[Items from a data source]

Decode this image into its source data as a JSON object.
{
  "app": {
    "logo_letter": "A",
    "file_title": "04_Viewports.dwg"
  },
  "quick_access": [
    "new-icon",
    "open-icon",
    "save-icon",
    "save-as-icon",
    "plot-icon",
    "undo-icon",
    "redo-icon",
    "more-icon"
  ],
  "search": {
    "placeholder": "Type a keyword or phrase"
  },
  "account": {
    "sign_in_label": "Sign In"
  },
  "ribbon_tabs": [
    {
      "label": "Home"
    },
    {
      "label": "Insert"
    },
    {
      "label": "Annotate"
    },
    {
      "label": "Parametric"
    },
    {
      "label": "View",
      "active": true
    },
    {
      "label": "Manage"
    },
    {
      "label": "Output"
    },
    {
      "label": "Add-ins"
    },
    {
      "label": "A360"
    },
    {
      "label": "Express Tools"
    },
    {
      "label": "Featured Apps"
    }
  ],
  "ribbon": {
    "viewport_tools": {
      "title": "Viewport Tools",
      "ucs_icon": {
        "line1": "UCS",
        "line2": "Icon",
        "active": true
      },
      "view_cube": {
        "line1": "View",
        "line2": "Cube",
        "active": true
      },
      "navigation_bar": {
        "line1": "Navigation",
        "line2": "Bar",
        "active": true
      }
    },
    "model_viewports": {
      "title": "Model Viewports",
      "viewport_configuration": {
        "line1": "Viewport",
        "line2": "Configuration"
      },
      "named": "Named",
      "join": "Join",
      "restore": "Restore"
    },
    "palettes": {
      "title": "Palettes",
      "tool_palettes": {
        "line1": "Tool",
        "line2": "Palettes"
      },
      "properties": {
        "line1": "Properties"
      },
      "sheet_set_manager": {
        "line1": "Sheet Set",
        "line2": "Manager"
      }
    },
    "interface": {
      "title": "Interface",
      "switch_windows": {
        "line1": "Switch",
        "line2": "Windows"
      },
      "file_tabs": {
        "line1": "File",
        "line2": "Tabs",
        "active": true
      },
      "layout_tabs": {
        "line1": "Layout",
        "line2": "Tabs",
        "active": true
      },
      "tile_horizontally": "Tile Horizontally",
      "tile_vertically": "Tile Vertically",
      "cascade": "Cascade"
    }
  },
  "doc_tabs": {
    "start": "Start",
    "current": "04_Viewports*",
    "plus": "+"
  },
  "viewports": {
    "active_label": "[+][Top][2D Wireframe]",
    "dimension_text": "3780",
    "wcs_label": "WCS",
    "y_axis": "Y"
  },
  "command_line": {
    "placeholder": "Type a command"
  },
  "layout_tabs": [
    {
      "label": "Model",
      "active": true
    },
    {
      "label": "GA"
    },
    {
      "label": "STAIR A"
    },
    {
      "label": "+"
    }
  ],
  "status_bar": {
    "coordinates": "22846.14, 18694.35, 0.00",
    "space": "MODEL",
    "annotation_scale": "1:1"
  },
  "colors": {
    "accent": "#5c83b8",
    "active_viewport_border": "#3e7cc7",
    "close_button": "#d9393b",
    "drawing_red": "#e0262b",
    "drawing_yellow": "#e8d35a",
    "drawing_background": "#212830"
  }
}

__Exercise description__. Return from the data every line that holds "Type".

__Result for this exercise__.
    "placeholder": "Type a keyword or phrase"
    "placeholder": "Type a command"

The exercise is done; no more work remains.